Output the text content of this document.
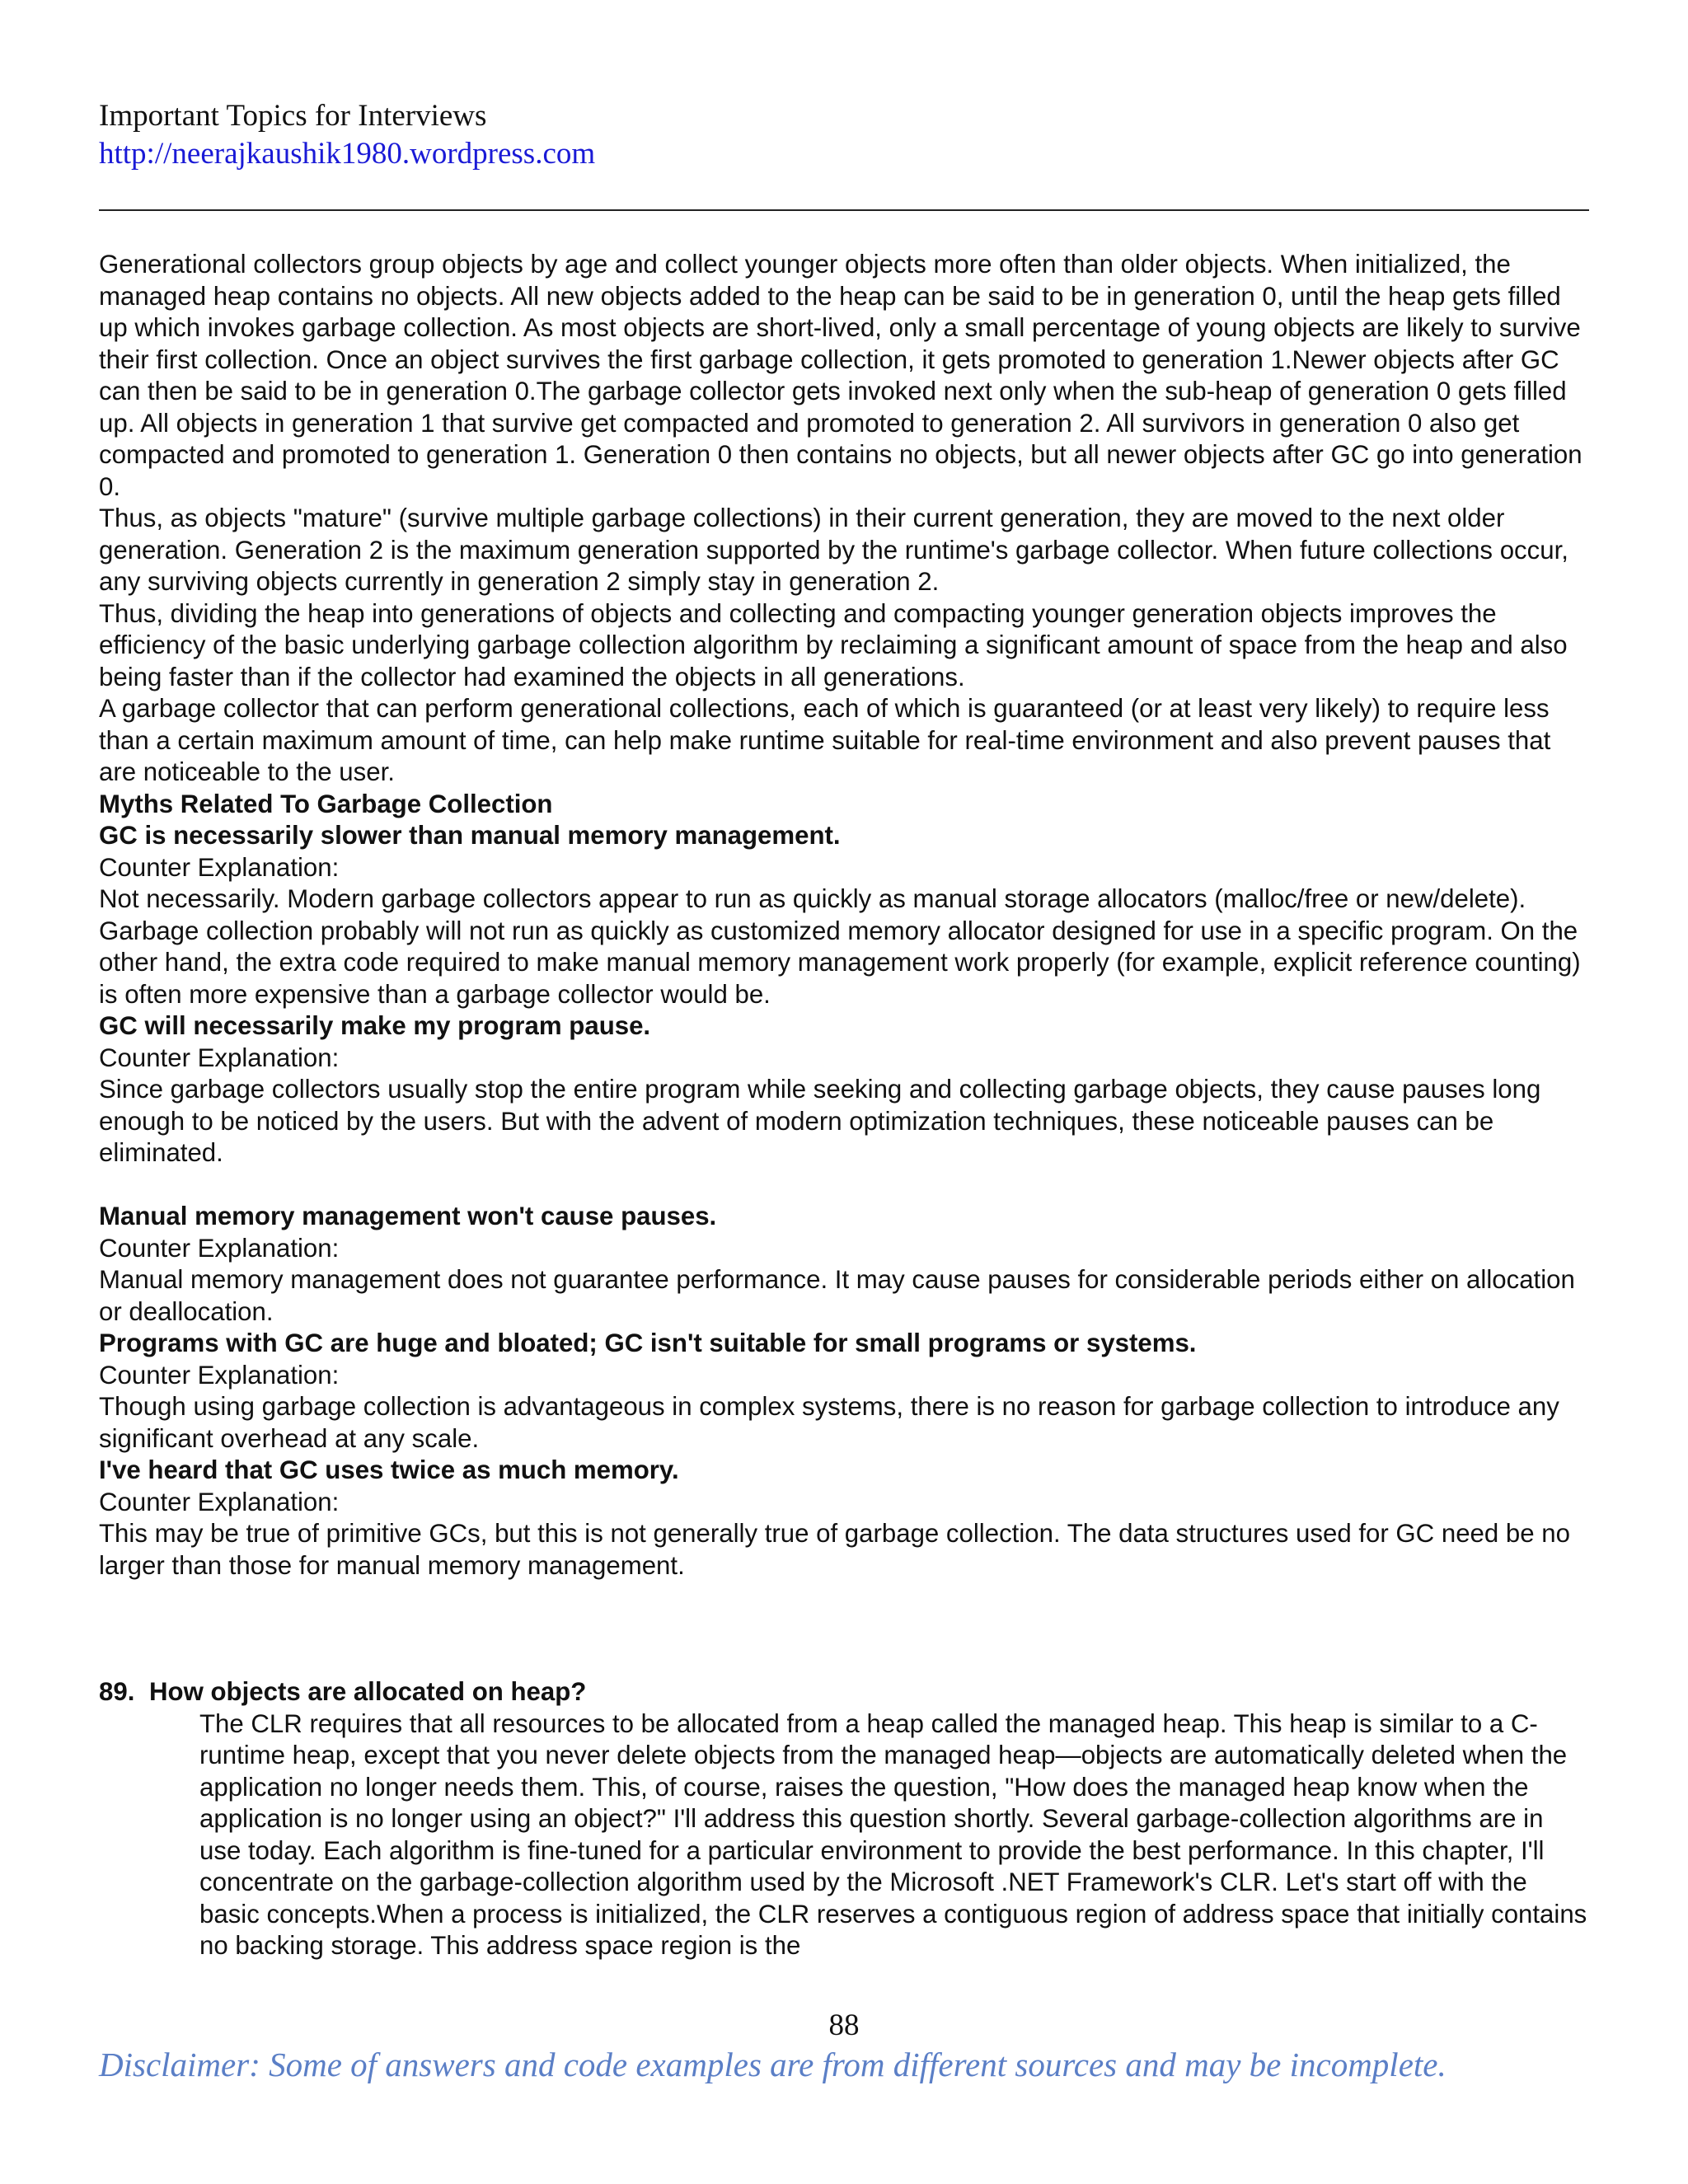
Important Topics for Interviews
http://neerajkaushik1980.wordpress.com

Generational collectors group objects by age and collect younger objects more often than older objects. When initialized, the managed heap contains no objects. All new objects added to the heap can be said to be in generation 0, until the heap gets filled up which invokes garbage collection. As most objects are short-lived, only a small percentage of young objects are likely to survive their first collection. Once an object survives the first garbage collection, it gets promoted to generation 1.Newer objects after GC can then be said to be in generation 0.The garbage collector gets invoked next only when the sub-heap of generation 0 gets filled up. All objects in generation 1 that survive get compacted and promoted to generation 2. All survivors in generation 0 also get compacted and promoted to generation 1. Generation 0 then contains no objects, but all newer objects after GC go into generation 0.

Thus, as objects "mature" (survive multiple garbage collections) in their current generation, they are moved to the next older generation. Generation 2 is the maximum generation supported by the runtime's garbage collector. When future collections occur, any surviving objects currently in generation 2 simply stay in generation 2.

Thus, dividing the heap into generations of objects and collecting and compacting younger generation objects improves the efficiency of the basic underlying garbage collection algorithm by reclaiming a significant amount of space from the heap and also being faster than if the collector had examined the objects in all generations.

A garbage collector that can perform generational collections, each of which is guaranteed (or at least very likely) to require less than a certain maximum amount of time, can help make runtime suitable for real-time environment and also prevent pauses that are noticeable to the user.

Myths Related To Garbage Collection

GC is necessarily slower than manual memory management.

Counter Explanation:

Not necessarily. Modern garbage collectors appear to run as quickly as manual storage allocators (malloc/free or new/delete). Garbage collection probably will not run as quickly as customized memory allocator designed for use in a specific program. On the other hand, the extra code required to make manual memory management work properly (for example, explicit reference counting) is often more expensive than a garbage collector would be.

GC will necessarily make my program pause.

Counter Explanation:

Since garbage collectors usually stop the entire program while seeking and collecting garbage objects, they cause pauses long enough to be noticed by the users. But with the advent of modern optimization techniques, these noticeable pauses can be eliminated.

Manual memory management won't cause pauses.

Counter Explanation:

Manual memory management does not guarantee performance. It may cause pauses for considerable periods either on allocation or deallocation.

Programs with GC are huge and bloated; GC isn't suitable for small programs or systems.

Counter Explanation:

Though using garbage collection is advantageous in complex systems, there is no reason for garbage collection to introduce any significant overhead at any scale.

I've heard that GC uses twice as much memory.

Counter Explanation:

This may be true of primitive GCs, but this is not generally true of garbage collection. The data structures used for GC need be no larger than those for manual memory management.

89. How objects are allocated on heap?

The CLR requires that all resources to be allocated from a heap called the managed heap. This heap is similar to a C-runtime heap, except that you never delete objects from the managed heap—objects are automatically deleted when the application no longer needs them. This, of course, raises the question, "How does the managed heap know when the application is no longer using an object?" I'll address this question shortly. Several garbage-collection algorithms are in use today. Each algorithm is fine-tuned for a particular environment to provide the best performance. In this chapter, I'll concentrate on the garbage-collection algorithm used by the Microsoft .NET Framework's CLR. Let's start off with the basic concepts.When a process is initialized, the CLR reserves a contiguous region of address space that initially contains no backing storage. This address space region is the

88
Disclaimer: Some of answers and code examples are from different sources and may be incomplete.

Goal of the exercise: Excluding the pictures, reproduce every entry exactly as given.

Exercise solution:
Output the text content of this document.
Important Topics for Interviews
http://neerajkaushik1980.wordpress.com

Generational collectors group objects by age and collect younger objects more often than older objects. When initialized, the managed heap contains no objects. All new objects added to the heap can be said to be in generation 0, until the heap gets filled up which invokes garbage collection. As most objects are short-lived, only a small percentage of young objects are likely to survive their first collection. Once an object survives the first garbage collection, it gets promoted to generation 1.Newer objects after GC can then be said to be in generation 0.The garbage collector gets invoked next only when the sub-heap of generation 0 gets filled up. All objects in generation 1 that survive get compacted and promoted to generation 2. All survivors in generation 0 also get compacted and promoted to generation 1. Generation 0 then contains no objects, but all newer objects after GC go into generation 0.

Thus, as objects "mature" (survive multiple garbage collections) in their current generation, they are moved to the next older generation. Generation 2 is the maximum generation supported by the runtime's garbage collector. When future collections occur, any surviving objects currently in generation 2 simply stay in generation 2.

Thus, dividing the heap into generations of objects and collecting and compacting younger generation objects improves the efficiency of the basic underlying garbage collection algorithm by reclaiming a significant amount of space from the heap and also being faster than if the collector had examined the objects in all generations.

A garbage collector that can perform generational collections, each of which is guaranteed (or at least very likely) to require less than a certain maximum amount of time, can help make runtime suitable for real-time environment and also prevent pauses that are noticeable to the user.

Myths Related To Garbage Collection

GC is necessarily slower than manual memory management.

Counter Explanation:

Not necessarily. Modern garbage collectors appear to run as quickly as manual storage allocators (malloc/free or new/delete). Garbage collection probably will not run as quickly as customized memory allocator designed for use in a specific program. On the other hand, the extra code required to make manual memory management work properly (for example, explicit reference counting) is often more expensive than a garbage collector would be.

GC will necessarily make my program pause.

Counter Explanation:

Since garbage collectors usually stop the entire program while seeking and collecting garbage objects, they cause pauses long enough to be noticed by the users. But with the advent of modern optimization techniques, these noticeable pauses can be eliminated.

Manual memory management won't cause pauses.

Counter Explanation:

Manual memory management does not guarantee performance. It may cause pauses for considerable periods either on allocation or deallocation.

Programs with GC are huge and bloated; GC isn't suitable for small programs or systems.

Counter Explanation:

Though using garbage collection is advantageous in complex systems, there is no reason for garbage collection to introduce any significant overhead at any scale.

I've heard that GC uses twice as much memory.

Counter Explanation:

This may be true of primitive GCs, but this is not generally true of garbage collection. The data structures used for GC need be no larger than those for manual memory management.

89. How objects are allocated on heap?

The CLR requires that all resources to be allocated from a heap called the managed heap. This heap is similar to a C-runtime heap, except that you never delete objects from the managed heap—objects are automatically deleted when the application no longer needs them. This, of course, raises the question, "How does the managed heap know when the application is no longer using an object?" I'll address this question shortly. Several garbage-collection algorithms are in use today. Each algorithm is fine-tuned for a particular environment to provide the best performance. In this chapter, I'll concentrate on the garbage-collection algorithm used by the Microsoft .NET Framework's CLR. Let's start off with the basic concepts.When a process is initialized, the CLR reserves a contiguous region of address space that initially contains no backing storage. This address space region is the

88
Disclaimer: Some of answers and code examples are from different sources and may be incomplete.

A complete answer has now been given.